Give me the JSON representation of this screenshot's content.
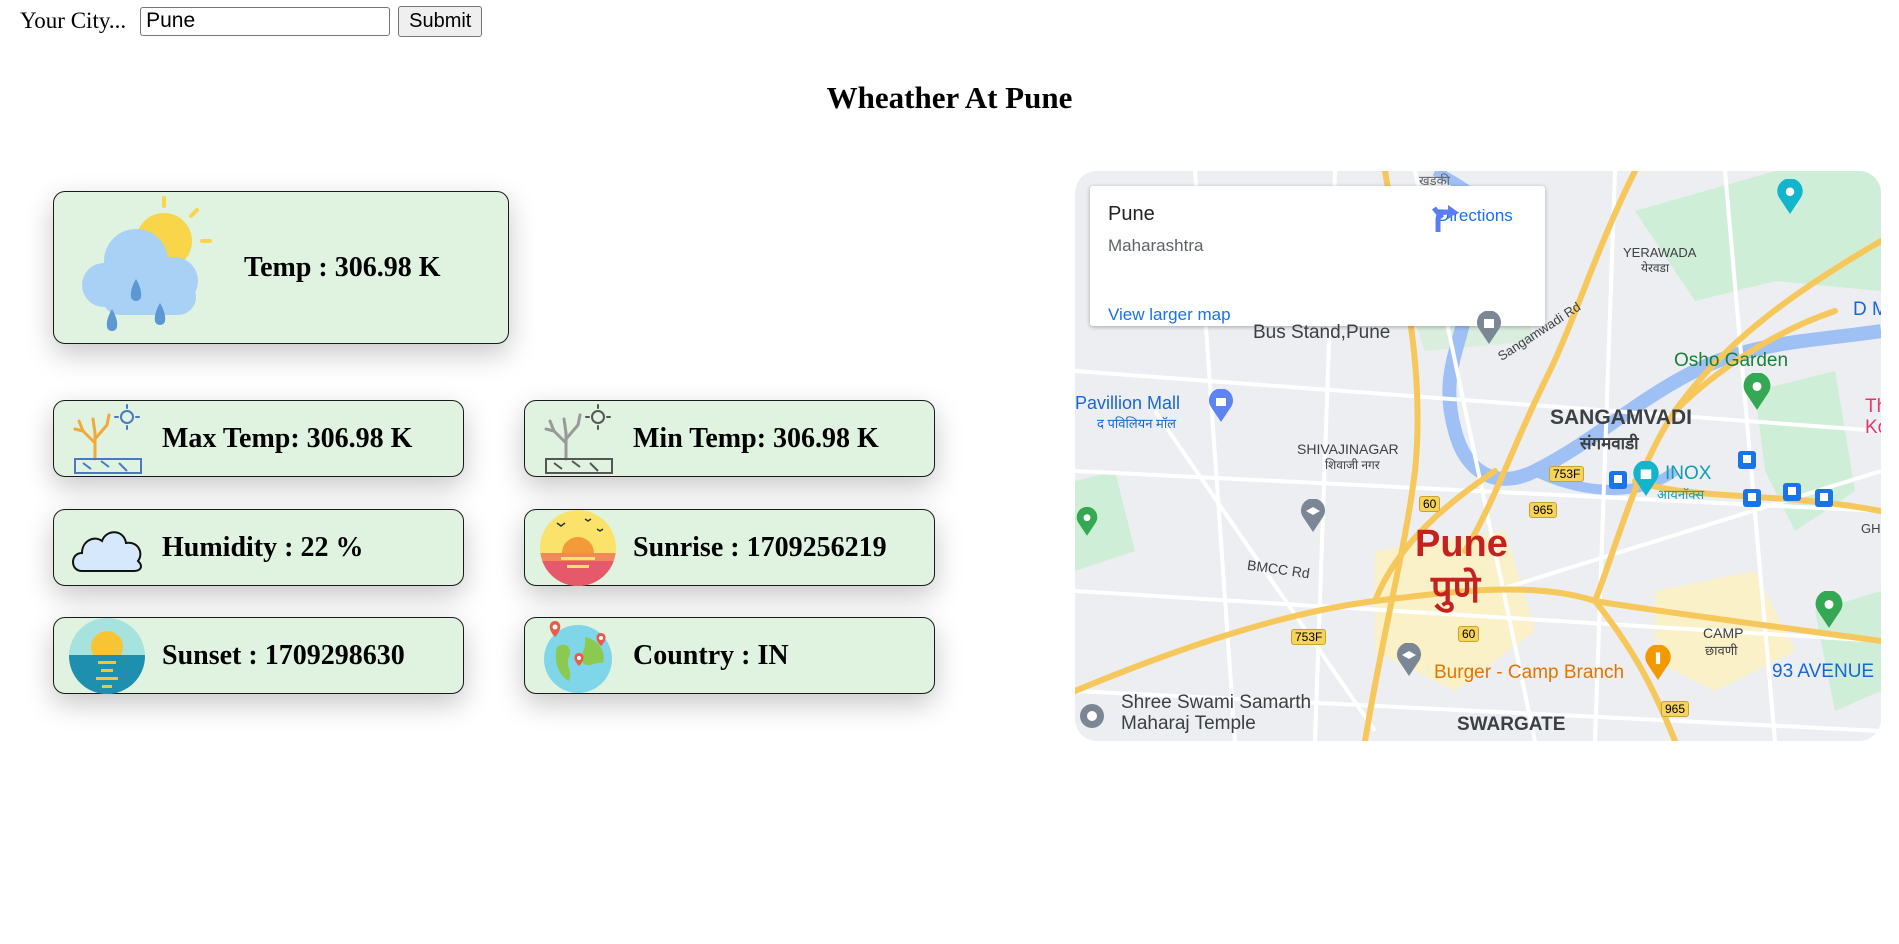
{
  "form": {
    "label": "Your City...",
    "input_value": "Pune",
    "submit_label": "Submit"
  },
  "heading": "Wheather At Pune",
  "cards": {
    "temp": "Temp : 306.98 K",
    "max_temp": "Max Temp: 306.98 K",
    "min_temp": "Min Temp: 306.98 K",
    "humidity": "Humidity : 22 %",
    "sunrise": "Sunrise : 1709256219",
    "sunset": "Sunset : 1709298630",
    "country": "Country : IN"
  },
  "card_icons": {
    "temp": "rain-cloud-sun-icon",
    "max_temp": "hot-dry-tree-icon",
    "min_temp": "dry-tree-icon",
    "humidity": "cloud-icon",
    "sunrise": "sunrise-icon",
    "sunset": "sunset-icon",
    "country": "globe-pin-icon"
  },
  "map": {
    "place_name": "Pune",
    "place_region": "Maharashtra",
    "directions_label": "Directions",
    "larger_map_link": "View larger map",
    "city_label_en": "Pune",
    "city_label_mr": "पुणे",
    "labels": {
      "bus_stand_1": "Bus Stand,Pune",
      "pavillion_mall": "Pavillion Mall",
      "pavillion_mall_mr": "द पविलियन मॉल",
      "shivajinagar": "SHIVAJINAGAR",
      "shivajinagar_mr": "शिवाजी नगर",
      "sangamvadi": "SANGAMVADI",
      "sangamvadi_mr": "संगमवाडी",
      "yerawada": "YERAWADA",
      "yerawada_mr": "येरवडा",
      "osho_garden": "Osho Garden",
      "inox": "INOX",
      "inox_mr": "आयनॉक्स",
      "sangamwadi_rd": "Sangamwadi Rd",
      "bmcc_rd": "BMCC Rd",
      "camp": "CAMP",
      "camp_mr": "छावणी",
      "burger_camp": "Burger - Camp Branch",
      "avenue": "93 AVENUE",
      "shree_swami_1": "Shree Swami Samarth",
      "shree_swami_2": "Maharaj Temple",
      "swargate": "SWARGATE",
      "khadki_mr": "खडकी",
      "d_m": "D M",
      "gh": "GH",
      "th": "Th",
      "ko": "Ko"
    },
    "shields": {
      "r60a": "60",
      "r60b": "60",
      "r753f_a": "753F",
      "r753f_b": "753F",
      "r965_a": "965",
      "r965_b": "965"
    }
  },
  "colors": {
    "card_bg": "#dff3e0",
    "map_link": "#1a73e8",
    "city_label": "#c5221f"
  }
}
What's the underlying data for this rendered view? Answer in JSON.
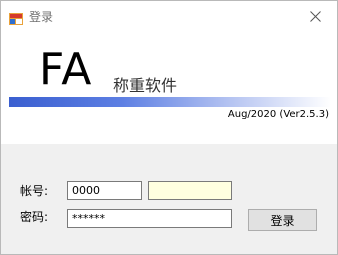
{
  "window": {
    "title": "登录"
  },
  "header": {
    "logo": "FA",
    "subtitle": "称重软件",
    "version": "Aug/2020 (Ver2.5.3)"
  },
  "form": {
    "account_label": "帐号:",
    "account_value": "0000",
    "account_extra_value": "",
    "password_label": "密码:",
    "password_value": "******",
    "login_button": "登录"
  },
  "colors": {
    "gradient_start": "#3a5fd0",
    "gradient_end": "#ffffff",
    "extra_field_bg": "#ffffe0"
  }
}
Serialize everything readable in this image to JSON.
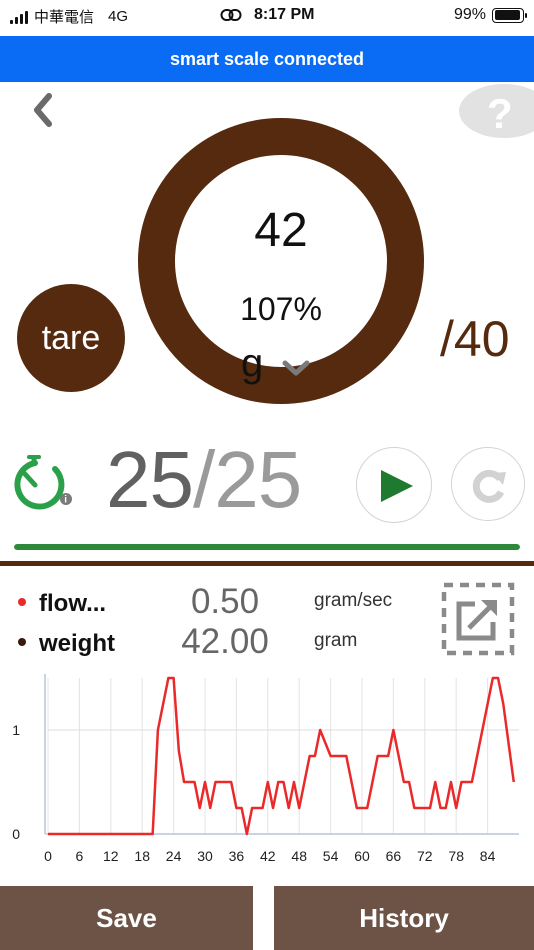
{
  "status_bar": {
    "carrier": "中華電信",
    "network": "4G",
    "time": "8:17 PM",
    "battery": "99%",
    "battery_level": 0.99
  },
  "banner": {
    "text": "smart scale connected"
  },
  "scale": {
    "weight": "42",
    "percent": "107%",
    "unit": "g",
    "target": "/40"
  },
  "tare": {
    "label": "tare"
  },
  "timer": {
    "current": "25",
    "separator": "/",
    "total": "25",
    "progress": 1.0
  },
  "help": {
    "label": "?"
  },
  "colors": {
    "brown": "#552a0f",
    "blue": "#0a6cf5",
    "green": "#2e8a3a",
    "button": "#6d5246",
    "flow_line": "#ea2a2a"
  },
  "stats": {
    "flow": {
      "label": "flow...",
      "value": "0.50",
      "unit": "gram/sec",
      "color": "#ea2a2a"
    },
    "weight": {
      "label": "weight",
      "value": "42.00",
      "unit": "gram",
      "color": "#3a1a0a"
    }
  },
  "buttons": {
    "save": "Save",
    "history": "History"
  },
  "icons": {
    "back": "chevron-left-icon",
    "help": "question-icon",
    "timer": "stopwatch-icon",
    "play": "play-icon",
    "reset": "reset-icon",
    "expand": "expand-icon",
    "unit_dropdown": "chevron-down-icon"
  },
  "chart_data": {
    "type": "line",
    "xticks": [
      0,
      6,
      12,
      18,
      24,
      30,
      36,
      42,
      48,
      54,
      60,
      66,
      72,
      78,
      84
    ],
    "yticks": [
      0,
      1
    ],
    "xlim": [
      0,
      90
    ],
    "ylim": [
      0,
      1.5
    ],
    "grid": true,
    "series": [
      {
        "color": "#ea2a2a",
        "x": [
          0,
          20,
          21,
          23,
          24,
          25,
          26,
          28,
          29,
          30,
          31,
          32,
          35,
          36,
          37,
          38,
          39,
          41,
          42,
          43,
          44,
          45,
          46,
          47,
          48,
          50,
          51,
          52,
          54,
          55,
          56,
          57,
          59,
          60,
          61,
          63,
          64,
          65,
          66,
          68,
          69,
          70,
          71,
          73,
          74,
          75,
          76,
          77,
          78,
          79,
          80,
          81,
          84,
          85,
          86,
          87,
          89
        ],
        "y": [
          0,
          0,
          1.0,
          1.5,
          1.5,
          0.8,
          0.5,
          0.5,
          0.25,
          0.5,
          0.25,
          0.5,
          0.5,
          0.25,
          0.25,
          0.0,
          0.25,
          0.25,
          0.5,
          0.25,
          0.5,
          0.5,
          0.25,
          0.5,
          0.25,
          0.75,
          0.75,
          1.0,
          0.75,
          0.75,
          0.75,
          0.75,
          0.25,
          0.25,
          0.25,
          0.75,
          0.75,
          0.75,
          1.0,
          0.5,
          0.5,
          0.25,
          0.25,
          0.25,
          0.5,
          0.25,
          0.25,
          0.5,
          0.25,
          0.5,
          0.5,
          0.5,
          1.25,
          1.5,
          1.5,
          1.25,
          0.5
        ]
      }
    ]
  }
}
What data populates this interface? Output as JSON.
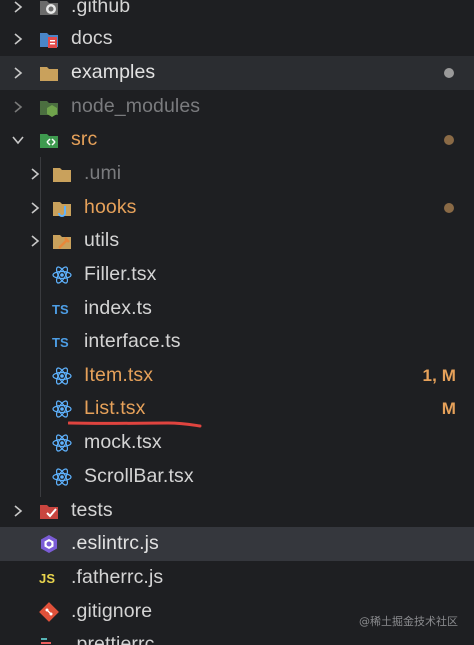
{
  "explorer": {
    "items": [
      {
        "label": ".github",
        "icon": "github-folder-icon",
        "color": "#d4d4d4"
      },
      {
        "label": "docs",
        "icon": "docs-folder-icon",
        "color": "#d4d4d4"
      },
      {
        "label": "examples",
        "icon": "folder-icon",
        "color": "#e2e2e2"
      },
      {
        "label": "node_modules",
        "icon": "node-folder-icon",
        "color": "#7a7b7e"
      },
      {
        "label": "src",
        "icon": "src-folder-icon",
        "color": "#e6a15a"
      },
      {
        "label": ".umi",
        "icon": "folder-icon",
        "color": "#7a7b7e"
      },
      {
        "label": "hooks",
        "icon": "hooks-folder-icon",
        "color": "#e6a15a"
      },
      {
        "label": "utils",
        "icon": "utils-folder-icon",
        "color": "#d4d4d4"
      },
      {
        "label": "Filler.tsx",
        "icon": "react-icon",
        "color": "#d4d4d4"
      },
      {
        "label": "index.ts",
        "icon": "typescript-icon",
        "color": "#d4d4d4"
      },
      {
        "label": "interface.ts",
        "icon": "typescript-icon",
        "color": "#d4d4d4"
      },
      {
        "label": "Item.tsx",
        "icon": "react-icon",
        "color": "#e6a15a"
      },
      {
        "label": "List.tsx",
        "icon": "react-icon",
        "color": "#e6a15a"
      },
      {
        "label": "mock.tsx",
        "icon": "react-icon",
        "color": "#d4d4d4"
      },
      {
        "label": "ScrollBar.tsx",
        "icon": "react-icon",
        "color": "#d4d4d4"
      },
      {
        "label": "tests",
        "icon": "tests-folder-icon",
        "color": "#d4d4d4"
      },
      {
        "label": ".eslintrc.js",
        "icon": "eslint-icon",
        "color": "#e2e2e2"
      },
      {
        "label": ".fatherrc.js",
        "icon": "javascript-icon",
        "color": "#d4d4d4"
      },
      {
        "label": ".gitignore",
        "icon": "git-icon",
        "color": "#d4d4d4"
      },
      {
        "label": ".prettierrc",
        "icon": "prettier-icon",
        "color": "#d4d4d4"
      }
    ],
    "status": {
      "item": "1, M",
      "list": "M"
    }
  },
  "watermark": "@稀土掘金技术社区",
  "colors": {
    "background": "#1e1f22",
    "highlight": "#2b2d31",
    "selected": "#35373d",
    "modified": "#e6a15a",
    "underline": "#e0443f",
    "react": "#5fb3ff",
    "typescript": "#4d9ee6",
    "javascript": "#e8d44d"
  }
}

● ● ●

- **Problem**
Gather all lines where the word "javascript" appears.

- **Written response**
        "icon": "javascript-icon",
    "javascript": "#e8d44d"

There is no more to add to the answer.